Report each line of the data that includes the word "Oakland".

[Stored data]
---

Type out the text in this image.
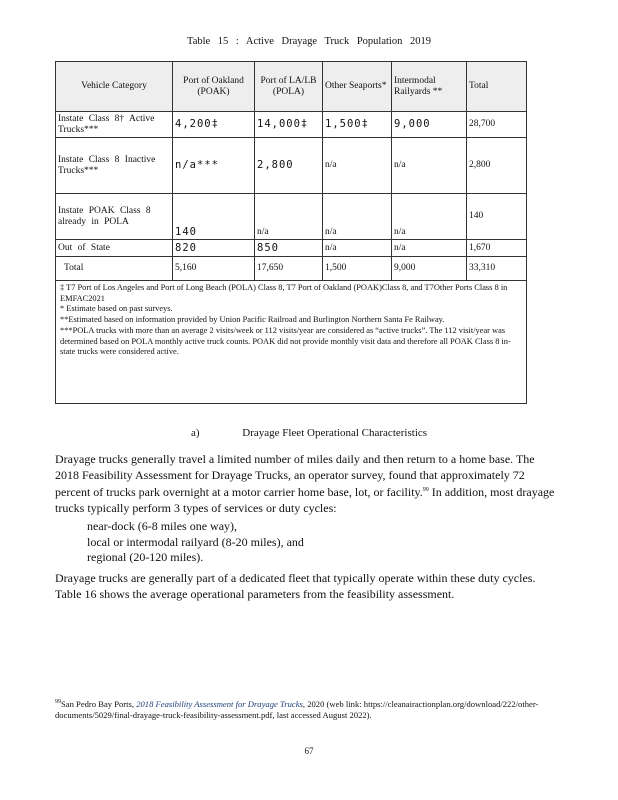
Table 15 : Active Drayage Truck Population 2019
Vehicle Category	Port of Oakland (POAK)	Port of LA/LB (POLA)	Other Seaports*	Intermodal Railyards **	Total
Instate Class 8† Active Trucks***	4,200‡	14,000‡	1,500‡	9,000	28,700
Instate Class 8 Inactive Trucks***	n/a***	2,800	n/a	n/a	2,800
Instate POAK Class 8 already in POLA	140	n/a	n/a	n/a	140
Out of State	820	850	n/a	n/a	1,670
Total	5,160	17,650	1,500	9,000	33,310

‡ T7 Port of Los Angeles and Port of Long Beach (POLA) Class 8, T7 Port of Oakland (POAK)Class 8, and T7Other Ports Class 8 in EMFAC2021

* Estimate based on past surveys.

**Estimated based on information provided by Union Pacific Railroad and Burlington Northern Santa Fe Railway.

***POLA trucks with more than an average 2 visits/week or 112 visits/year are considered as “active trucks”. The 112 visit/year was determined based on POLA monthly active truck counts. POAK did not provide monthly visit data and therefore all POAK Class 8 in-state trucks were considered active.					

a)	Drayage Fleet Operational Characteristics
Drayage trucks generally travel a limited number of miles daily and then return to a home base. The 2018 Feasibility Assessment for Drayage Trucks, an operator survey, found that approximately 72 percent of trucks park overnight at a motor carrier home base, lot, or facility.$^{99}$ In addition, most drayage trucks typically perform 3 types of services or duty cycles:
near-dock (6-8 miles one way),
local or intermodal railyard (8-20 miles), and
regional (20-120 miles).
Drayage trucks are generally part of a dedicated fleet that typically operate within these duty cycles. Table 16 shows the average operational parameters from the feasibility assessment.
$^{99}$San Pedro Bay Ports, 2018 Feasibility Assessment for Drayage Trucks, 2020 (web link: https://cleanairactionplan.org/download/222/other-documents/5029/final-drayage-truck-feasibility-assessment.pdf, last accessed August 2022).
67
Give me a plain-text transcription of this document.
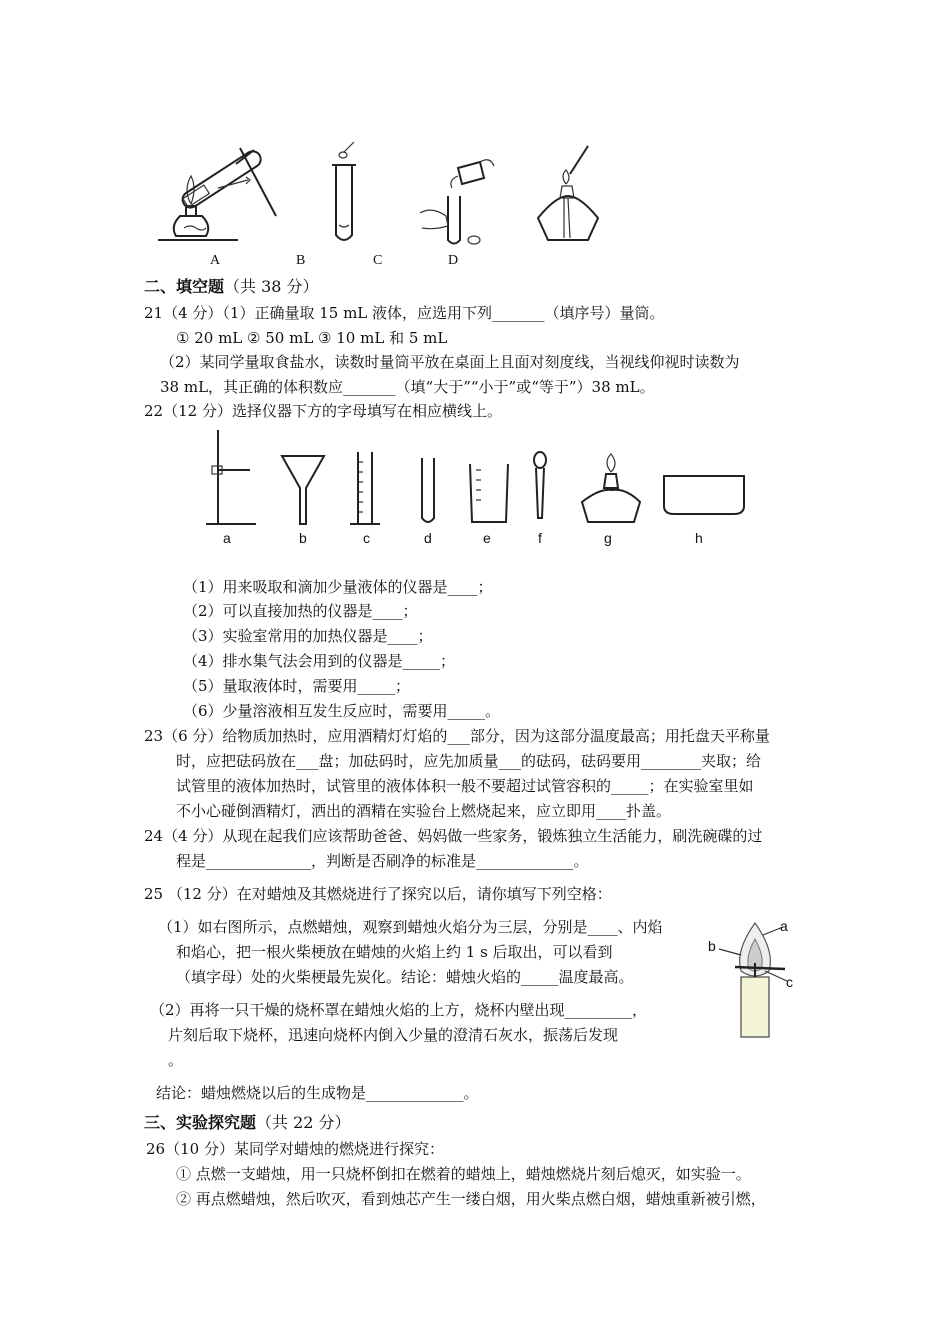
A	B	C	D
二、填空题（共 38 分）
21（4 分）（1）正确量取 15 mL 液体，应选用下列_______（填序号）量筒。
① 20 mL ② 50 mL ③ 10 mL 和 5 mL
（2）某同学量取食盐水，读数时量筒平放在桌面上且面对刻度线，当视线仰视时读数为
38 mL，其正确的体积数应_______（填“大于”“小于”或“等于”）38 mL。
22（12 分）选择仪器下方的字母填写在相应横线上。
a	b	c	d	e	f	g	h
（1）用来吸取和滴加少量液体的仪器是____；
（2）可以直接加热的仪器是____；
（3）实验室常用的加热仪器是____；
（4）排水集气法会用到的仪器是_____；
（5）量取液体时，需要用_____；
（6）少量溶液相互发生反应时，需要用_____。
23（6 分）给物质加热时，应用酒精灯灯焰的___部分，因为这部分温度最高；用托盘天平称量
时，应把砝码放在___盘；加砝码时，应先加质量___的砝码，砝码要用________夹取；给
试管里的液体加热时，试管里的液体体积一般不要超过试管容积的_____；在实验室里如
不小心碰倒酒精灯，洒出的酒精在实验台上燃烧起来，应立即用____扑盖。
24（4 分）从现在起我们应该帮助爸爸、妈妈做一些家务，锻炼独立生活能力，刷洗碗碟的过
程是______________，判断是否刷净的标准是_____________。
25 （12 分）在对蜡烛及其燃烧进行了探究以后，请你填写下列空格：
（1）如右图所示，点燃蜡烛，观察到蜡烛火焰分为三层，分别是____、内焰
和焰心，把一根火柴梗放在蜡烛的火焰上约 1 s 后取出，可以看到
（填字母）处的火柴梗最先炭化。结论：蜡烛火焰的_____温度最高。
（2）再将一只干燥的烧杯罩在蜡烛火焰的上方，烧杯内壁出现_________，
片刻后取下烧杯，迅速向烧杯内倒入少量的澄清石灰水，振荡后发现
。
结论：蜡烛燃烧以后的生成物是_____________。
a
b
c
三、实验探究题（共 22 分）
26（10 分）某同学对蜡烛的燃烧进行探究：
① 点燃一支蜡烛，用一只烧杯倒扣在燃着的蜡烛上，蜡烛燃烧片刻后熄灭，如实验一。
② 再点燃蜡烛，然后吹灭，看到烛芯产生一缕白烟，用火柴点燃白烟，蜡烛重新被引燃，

---

- **Solution**:
Vehicle Category	Port of Oakland (POAK)	Port of LA/LB (POLA)	Other Seaports*	Intermodal Railyards **	Total
‡ T7 Port of Los Angeles and Port of Long Beach (POLA) Class 8, T7 Port of Oakland (POAK)Class 8, and T7Other Ports Class 8 in EMFAC2021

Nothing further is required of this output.